EXERCISE INSTRUCTIONS
Write out all the entries word for word and omit any pictures.

(Stored entries)
** START **

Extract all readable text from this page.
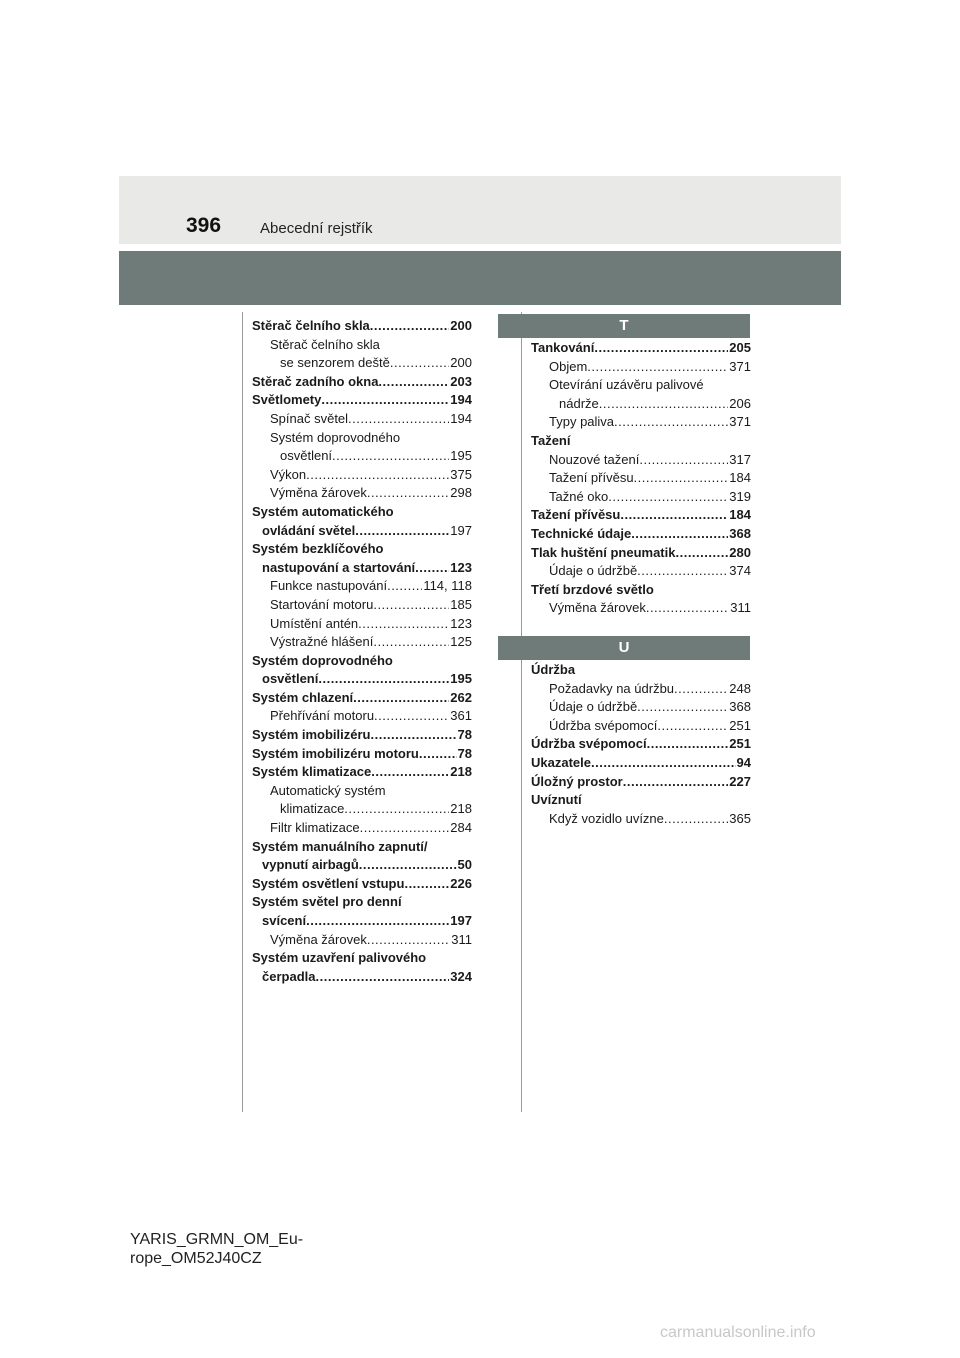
396	Abecední rejstřík
Stěrač čelního skla .....	200
Stěrač čelního skla
se senzorem deště .....	200
Stěrač zadního okna .....	203
Světlomety .....	194
Spínač světel .....	194
Systém doprovodného
osvětlení .....	195
Výkon .....	375
Výměna žárovek .....	298
Systém automatického
ovládání světel .....	197
Systém bezklíčového
nastupování a startování .....	123
Funkce nastupování .....	114, 118
Startování motoru .....	185
Umístění antén .....	123
Výstražné hlášení .....	125
Systém doprovodného
osvětlení .....	195
Systém chlazení .....	262
Přehřívání motoru .....	361
Systém imobilizéru .....	78
Systém imobilizéru motoru .....	78
Systém klimatizace .....	218
Automatický systém
klimatizace .....	218
Filtr klimatizace .....	284
Systém manuálního zapnutí/
vypnutí airbagů .....	50
Systém osvětlení vstupu .....	226
Systém světel pro denní
svícení .....	197
Výměna žárovek .....	311
Systém uzavření palivového
čerpadla .....	324
T
Tankování .....	205
Objem .....	371
Otevírání uzávěru palivové
nádrže .....	206
Typy paliva .....	371
Tažení
Nouzové tažení .....	317
Tažení přívěsu .....	184
Tažné oko .....	319
Tažení přívěsu .....	184
Technické údaje .....	368
Tlak huštění pneumatik .....	280
Údaje o údržbě .....	374
Třetí brzdové světlo
Výměna žárovek .....	311
U
Údržba
Požadavky na údržbu .....	248
Údaje o údržbě .....	368
Údržba svépomocí .....	251
Údržba svépomocí .....	251
Ukazatele .....	94
Úložný prostor .....	227
Uvíznutí
Když vozidlo uvízne .....	365
YARIS_GRMN_OM_Eu-
rope_OM52J40CZ
carmanualsonline.info
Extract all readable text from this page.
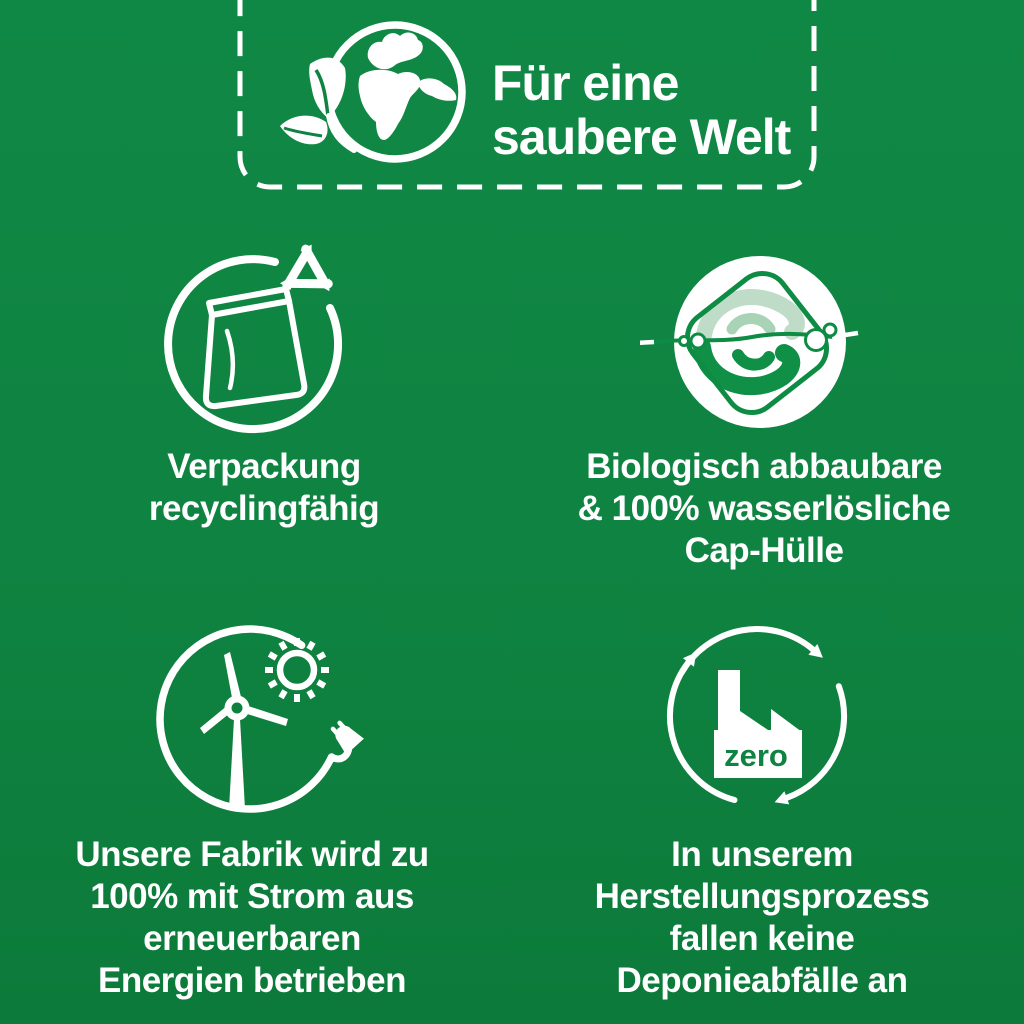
Für eine
saubere Welt
zero
Verpackung
recyclingfähig
Biologisch abbaubare
& 100% wasserlösliche
Cap-Hülle
Unsere Fabrik wird zu
100% mit Strom aus
erneuerbaren
Energien betrieben
In unserem
Herstellungsprozess
fallen keine
Deponieabfälle an
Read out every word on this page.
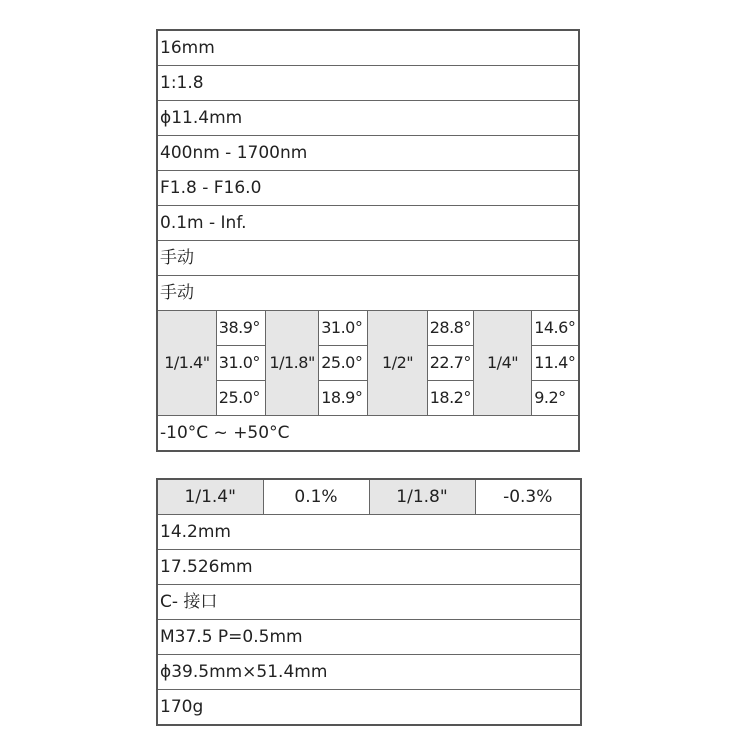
16mm							
1:1.8							
ϕ11.4mm							
400nm - 1700nm							
F1.8 - F16.0							
0.1m - Inf.							
手动							
手动							
1/1.4"	38.9°	1/1.8"	31.0°	1/2"	28.8°	1/4"	14.6°
	31.0°		25.0°		22.7°		11.4°
	25.0°		18.9°		18.2°		9.2°
-10°C ~ +50°C							
1/1.4"	0.1%	1/1.8"	-0.3%
14.2mm
17.526mm
C- 接口
M37.5 P=0.5mm
ϕ39.5mm×51.4mm
170g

** END **

TASK ANSWER
Extract all readable text from this page.
396	Abecední rejstřík
Stěrač čelního skla .....	200
Stěrač čelního skla
se senzorem deště .....	200
Stěrač zadního okna .....	203
Světlomety .....	194
Spínač světel .....	194
Systém doprovodného
osvětlení .....	195
Výkon .....	375
Výměna žárovek .....	298
Systém automatického
ovládání světel .....	197
Systém bezklíčového
nastupování a startování .....	123
Funkce nastupování .....	114, 118
Startování motoru .....	185
Umístění antén .....	123
Výstražné hlášení .....	125
Systém doprovodného
osvětlení .....	195
Systém chlazení .....	262
Přehřívání motoru .....	361
Systém imobilizéru .....	78
Systém imobilizéru motoru .....	78
Systém klimatizace .....	218
Automatický systém
klimatizace .....	218
Filtr klimatizace .....	284
Systém manuálního zapnutí/
vypnutí airbagů .....	50
Systém osvětlení vstupu .....	226
Systém světel pro denní
svícení .....	197
Výměna žárovek .....	311
Systém uzavření palivového
čerpadla .....	324
T
Tankování .....	205
Objem .....	371
Otevírání uzávěru palivové
nádrže .....	206
Typy paliva .....	371
Tažení
Nouzové tažení .....	317
Tažení přívěsu .....	184
Tažné oko .....	319
Tažení přívěsu .....	184
Technické údaje .....	368
Tlak huštění pneumatik .....	280
Údaje o údržbě .....	374
Třetí brzdové světlo
Výměna žárovek .....	311
U
Údržba
Požadavky na údržbu .....	248
Údaje o údržbě .....	368
Údržba svépomocí .....	251
Údržba svépomocí .....	251
Ukazatele .....	94
Úložný prostor .....	227
Uvíznutí
Když vozidlo uvízne .....	365
YARIS_GRMN_OM_Eu-
rope_OM52J40CZ
carmanualsonline.info
Extract all readable text from this page.
Für eine
saubere Welt
zero
Verpackung
recyclingfähig
Biologisch abbaubare
& 100% wasserlösliche
Cap-Hülle
Unsere Fabrik wird zu
100% mit Strom aus
erneuerbaren
Energien betrieben
In unserem
Herstellungsprozess
fallen keine
Deponieabfälle an
Read out every word on this page.
16mm							
1:1.8							
ϕ11.4mm							
400nm - 1700nm							
F1.8 - F16.0							
0.1m - Inf.							
手动							
手动							
1/1.4"	38.9°	1/1.8"	31.0°	1/2"	28.8°	1/4"	14.6°
	31.0°		25.0°		22.7°		11.4°
	25.0°		18.9°		18.2°		9.2°
-10°C ~ +50°C							
1/1.4"	0.1%	1/1.8"	-0.3%
14.2mm
17.526mm
C- 接口
M37.5 P=0.5mm
ϕ39.5mm×51.4mm
170g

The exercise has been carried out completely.